GIVEN REQUEST »
Check every line of the entries below for the word "center", and copy the ones that have it.

Stored records »
## Begin

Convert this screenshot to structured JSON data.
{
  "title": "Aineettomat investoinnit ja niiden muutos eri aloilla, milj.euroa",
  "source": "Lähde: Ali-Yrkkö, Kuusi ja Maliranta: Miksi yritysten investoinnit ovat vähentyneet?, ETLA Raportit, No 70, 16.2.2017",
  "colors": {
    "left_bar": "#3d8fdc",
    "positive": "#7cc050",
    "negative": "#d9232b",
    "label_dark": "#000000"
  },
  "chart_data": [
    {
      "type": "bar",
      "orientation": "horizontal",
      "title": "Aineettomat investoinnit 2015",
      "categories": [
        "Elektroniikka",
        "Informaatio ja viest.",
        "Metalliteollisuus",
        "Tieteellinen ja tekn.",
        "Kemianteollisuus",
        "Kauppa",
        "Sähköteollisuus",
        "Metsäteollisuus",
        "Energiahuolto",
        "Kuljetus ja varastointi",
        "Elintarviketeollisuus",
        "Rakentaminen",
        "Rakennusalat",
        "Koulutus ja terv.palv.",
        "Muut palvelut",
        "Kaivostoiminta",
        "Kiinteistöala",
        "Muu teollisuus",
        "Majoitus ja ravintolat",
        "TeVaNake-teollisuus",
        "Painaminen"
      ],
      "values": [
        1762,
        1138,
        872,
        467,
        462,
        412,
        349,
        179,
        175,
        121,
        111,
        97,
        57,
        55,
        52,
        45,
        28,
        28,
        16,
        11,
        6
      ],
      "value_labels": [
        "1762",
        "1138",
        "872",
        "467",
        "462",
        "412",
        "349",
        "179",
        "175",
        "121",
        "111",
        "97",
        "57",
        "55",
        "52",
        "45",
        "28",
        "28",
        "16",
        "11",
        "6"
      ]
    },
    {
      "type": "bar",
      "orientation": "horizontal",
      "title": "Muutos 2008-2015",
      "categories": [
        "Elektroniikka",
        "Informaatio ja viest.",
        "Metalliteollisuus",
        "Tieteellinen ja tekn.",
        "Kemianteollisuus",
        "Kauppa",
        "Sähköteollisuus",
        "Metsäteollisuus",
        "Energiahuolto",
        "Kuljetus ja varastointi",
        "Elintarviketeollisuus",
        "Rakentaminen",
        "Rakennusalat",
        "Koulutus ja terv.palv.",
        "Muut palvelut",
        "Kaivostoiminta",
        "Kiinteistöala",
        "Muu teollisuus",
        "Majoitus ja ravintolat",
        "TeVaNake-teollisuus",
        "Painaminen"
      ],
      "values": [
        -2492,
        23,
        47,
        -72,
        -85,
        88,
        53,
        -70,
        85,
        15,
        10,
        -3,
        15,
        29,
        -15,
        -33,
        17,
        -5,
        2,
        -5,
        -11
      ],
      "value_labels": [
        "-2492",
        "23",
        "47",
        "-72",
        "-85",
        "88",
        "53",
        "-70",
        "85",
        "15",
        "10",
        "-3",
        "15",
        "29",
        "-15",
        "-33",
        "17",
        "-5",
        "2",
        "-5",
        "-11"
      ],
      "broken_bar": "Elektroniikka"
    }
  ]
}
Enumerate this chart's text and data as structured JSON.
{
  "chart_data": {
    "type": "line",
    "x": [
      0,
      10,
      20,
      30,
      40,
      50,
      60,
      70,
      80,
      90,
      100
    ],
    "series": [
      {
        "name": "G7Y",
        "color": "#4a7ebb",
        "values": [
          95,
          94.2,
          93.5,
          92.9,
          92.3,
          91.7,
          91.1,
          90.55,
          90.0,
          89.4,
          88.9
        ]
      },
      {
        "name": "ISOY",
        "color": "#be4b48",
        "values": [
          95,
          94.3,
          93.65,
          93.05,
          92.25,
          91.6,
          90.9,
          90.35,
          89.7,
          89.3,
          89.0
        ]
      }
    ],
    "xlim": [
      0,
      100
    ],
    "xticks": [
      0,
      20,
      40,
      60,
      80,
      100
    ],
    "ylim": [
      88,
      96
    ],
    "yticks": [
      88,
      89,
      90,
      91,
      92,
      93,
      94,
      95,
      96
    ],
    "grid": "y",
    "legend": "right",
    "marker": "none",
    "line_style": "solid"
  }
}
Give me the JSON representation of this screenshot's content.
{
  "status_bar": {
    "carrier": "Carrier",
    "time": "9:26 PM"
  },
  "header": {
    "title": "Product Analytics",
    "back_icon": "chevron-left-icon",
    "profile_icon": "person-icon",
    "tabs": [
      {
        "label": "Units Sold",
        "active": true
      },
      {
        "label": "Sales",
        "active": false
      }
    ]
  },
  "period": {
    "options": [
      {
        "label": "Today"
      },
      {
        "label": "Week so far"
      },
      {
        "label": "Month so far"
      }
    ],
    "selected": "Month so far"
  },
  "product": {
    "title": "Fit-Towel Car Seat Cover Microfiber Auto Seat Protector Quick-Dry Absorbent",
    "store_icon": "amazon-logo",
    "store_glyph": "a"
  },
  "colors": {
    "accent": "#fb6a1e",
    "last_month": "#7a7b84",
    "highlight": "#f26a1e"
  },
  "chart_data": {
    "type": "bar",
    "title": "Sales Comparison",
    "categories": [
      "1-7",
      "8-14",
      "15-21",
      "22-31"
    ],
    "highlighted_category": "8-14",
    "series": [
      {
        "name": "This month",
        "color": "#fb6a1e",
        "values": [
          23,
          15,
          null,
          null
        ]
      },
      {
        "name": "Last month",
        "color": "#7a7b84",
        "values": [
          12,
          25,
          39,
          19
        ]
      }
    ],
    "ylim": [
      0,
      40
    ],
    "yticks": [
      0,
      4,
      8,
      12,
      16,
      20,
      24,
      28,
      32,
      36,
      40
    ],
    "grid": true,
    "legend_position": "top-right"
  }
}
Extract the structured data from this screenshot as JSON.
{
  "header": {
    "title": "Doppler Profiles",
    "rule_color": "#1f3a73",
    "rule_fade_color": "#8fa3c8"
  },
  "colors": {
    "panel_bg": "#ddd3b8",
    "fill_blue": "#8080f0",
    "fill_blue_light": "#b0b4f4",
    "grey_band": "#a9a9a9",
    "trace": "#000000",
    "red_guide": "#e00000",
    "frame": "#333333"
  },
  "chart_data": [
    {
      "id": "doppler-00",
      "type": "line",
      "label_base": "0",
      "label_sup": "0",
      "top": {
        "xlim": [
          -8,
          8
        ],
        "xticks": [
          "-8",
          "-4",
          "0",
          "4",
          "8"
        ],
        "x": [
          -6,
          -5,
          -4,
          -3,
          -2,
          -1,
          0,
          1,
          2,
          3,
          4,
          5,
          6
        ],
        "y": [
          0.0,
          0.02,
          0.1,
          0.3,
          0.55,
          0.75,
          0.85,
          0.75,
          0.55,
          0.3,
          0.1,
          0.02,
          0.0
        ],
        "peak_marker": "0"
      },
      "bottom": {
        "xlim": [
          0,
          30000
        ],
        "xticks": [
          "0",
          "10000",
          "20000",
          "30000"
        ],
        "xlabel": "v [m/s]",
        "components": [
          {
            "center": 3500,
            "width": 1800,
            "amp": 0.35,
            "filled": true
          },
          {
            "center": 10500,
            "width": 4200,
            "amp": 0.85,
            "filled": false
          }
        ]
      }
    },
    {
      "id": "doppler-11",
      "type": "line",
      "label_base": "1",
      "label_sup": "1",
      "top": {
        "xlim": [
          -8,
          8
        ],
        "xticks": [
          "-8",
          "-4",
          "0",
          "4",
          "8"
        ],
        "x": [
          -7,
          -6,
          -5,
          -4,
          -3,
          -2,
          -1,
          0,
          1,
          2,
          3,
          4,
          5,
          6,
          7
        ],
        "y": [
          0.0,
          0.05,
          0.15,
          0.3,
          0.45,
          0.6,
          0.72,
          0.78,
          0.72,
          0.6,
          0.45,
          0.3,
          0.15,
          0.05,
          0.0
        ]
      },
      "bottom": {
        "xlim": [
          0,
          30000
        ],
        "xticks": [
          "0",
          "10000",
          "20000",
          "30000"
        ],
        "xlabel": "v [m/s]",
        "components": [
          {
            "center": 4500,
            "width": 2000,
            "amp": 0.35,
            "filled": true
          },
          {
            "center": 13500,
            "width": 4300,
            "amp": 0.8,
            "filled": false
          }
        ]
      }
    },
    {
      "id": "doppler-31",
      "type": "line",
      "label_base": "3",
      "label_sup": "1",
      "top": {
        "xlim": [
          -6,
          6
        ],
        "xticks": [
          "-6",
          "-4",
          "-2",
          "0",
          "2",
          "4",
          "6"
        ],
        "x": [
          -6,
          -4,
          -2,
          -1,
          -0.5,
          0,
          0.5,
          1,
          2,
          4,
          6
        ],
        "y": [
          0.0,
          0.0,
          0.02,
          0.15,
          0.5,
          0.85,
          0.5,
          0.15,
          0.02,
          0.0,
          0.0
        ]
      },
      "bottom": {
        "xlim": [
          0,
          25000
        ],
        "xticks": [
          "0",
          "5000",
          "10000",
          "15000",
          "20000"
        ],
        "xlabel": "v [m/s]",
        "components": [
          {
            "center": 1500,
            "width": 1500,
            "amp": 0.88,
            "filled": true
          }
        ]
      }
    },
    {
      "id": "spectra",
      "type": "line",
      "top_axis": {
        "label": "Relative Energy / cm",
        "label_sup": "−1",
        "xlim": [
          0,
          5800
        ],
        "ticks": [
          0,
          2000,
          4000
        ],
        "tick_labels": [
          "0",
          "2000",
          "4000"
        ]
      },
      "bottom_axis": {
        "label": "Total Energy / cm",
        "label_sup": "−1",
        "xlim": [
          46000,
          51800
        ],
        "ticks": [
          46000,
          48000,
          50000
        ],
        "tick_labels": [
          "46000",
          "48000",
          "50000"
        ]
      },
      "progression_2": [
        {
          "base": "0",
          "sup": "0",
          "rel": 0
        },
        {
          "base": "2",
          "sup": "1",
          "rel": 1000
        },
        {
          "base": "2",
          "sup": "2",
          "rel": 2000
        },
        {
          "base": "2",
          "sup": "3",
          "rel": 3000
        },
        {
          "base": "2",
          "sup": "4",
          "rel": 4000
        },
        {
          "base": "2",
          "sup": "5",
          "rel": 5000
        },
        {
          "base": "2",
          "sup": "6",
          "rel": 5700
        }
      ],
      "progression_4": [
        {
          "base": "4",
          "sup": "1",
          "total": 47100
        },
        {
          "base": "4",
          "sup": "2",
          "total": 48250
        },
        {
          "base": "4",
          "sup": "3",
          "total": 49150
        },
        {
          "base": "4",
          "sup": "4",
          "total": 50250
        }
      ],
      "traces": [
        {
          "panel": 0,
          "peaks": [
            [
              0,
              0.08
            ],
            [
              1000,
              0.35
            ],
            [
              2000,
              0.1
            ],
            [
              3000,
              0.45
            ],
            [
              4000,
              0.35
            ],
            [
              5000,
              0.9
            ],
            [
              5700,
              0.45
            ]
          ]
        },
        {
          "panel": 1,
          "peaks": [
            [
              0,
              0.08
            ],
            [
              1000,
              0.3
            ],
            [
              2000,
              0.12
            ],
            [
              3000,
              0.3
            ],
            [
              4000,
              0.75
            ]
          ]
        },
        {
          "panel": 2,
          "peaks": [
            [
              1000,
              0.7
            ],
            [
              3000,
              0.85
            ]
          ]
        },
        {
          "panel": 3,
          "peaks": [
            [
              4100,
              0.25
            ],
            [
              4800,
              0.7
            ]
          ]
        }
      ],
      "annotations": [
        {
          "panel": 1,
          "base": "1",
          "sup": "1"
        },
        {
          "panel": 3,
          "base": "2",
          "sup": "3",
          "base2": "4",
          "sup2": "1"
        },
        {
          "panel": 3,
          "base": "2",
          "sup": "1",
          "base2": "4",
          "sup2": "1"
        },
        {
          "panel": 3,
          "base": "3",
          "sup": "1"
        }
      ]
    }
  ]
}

## End

REPLY »
            "center": 3500,
            "center": 10500,
            "center": 4500,
            "center": 13500,
            "center": 1500,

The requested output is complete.